Brief: Repeat, without any change, the entries presented below.

(Stored data)
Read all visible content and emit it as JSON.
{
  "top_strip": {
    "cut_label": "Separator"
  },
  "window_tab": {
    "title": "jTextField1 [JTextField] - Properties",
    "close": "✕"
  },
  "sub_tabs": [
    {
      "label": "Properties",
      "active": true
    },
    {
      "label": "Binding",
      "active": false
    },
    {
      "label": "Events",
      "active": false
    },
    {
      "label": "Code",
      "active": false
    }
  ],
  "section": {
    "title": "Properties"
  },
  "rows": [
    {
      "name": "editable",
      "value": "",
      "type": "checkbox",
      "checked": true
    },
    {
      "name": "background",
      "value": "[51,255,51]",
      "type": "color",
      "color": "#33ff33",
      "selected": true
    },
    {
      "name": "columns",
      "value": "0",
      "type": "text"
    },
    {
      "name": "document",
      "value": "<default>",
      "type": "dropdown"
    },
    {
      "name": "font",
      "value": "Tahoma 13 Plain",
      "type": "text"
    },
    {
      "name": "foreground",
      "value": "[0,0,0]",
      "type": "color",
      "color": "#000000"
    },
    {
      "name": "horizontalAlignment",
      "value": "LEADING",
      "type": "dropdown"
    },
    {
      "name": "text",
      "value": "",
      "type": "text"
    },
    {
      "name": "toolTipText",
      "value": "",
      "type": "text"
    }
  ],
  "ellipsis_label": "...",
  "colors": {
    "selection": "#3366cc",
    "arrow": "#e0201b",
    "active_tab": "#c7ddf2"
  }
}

Written response:
Read all visible content and emit it as JSON.
{
  "top_strip": {
    "cut_label": "Separator"
  },
  "window_tab": {
    "title": "jTextField1 [JTextField] - Properties",
    "close": "✕"
  },
  "sub_tabs": [
    {
      "label": "Properties",
      "active": true
    },
    {
      "label": "Binding",
      "active": false
    },
    {
      "label": "Events",
      "active": false
    },
    {
      "label": "Code",
      "active": false
    }
  ],
  "section": {
    "title": "Properties"
  },
  "rows": [
    {
      "name": "editable",
      "value": "",
      "type": "checkbox",
      "checked": true
    },
    {
      "name": "background",
      "value": "[51,255,51]",
      "type": "color",
      "color": "#33ff33",
      "selected": true
    },
    {
      "name": "columns",
      "value": "0",
      "type": "text"
    },
    {
      "name": "document",
      "value": "<default>",
      "type": "dropdown"
    },
    {
      "name": "font",
      "value": "Tahoma 13 Plain",
      "type": "text"
    },
    {
      "name": "foreground",
      "value": "[0,0,0]",
      "type": "color",
      "color": "#000000"
    },
    {
      "name": "horizontalAlignment",
      "value": "LEADING",
      "type": "dropdown"
    },
    {
      "name": "text",
      "value": "",
      "type": "text"
    },
    {
      "name": "toolTipText",
      "value": "",
      "type": "text"
    }
  ],
  "ellipsis_label": "...",
  "colors": {
    "selection": "#3366cc",
    "arrow": "#e0201b",
    "active_tab": "#c7ddf2"
  }
}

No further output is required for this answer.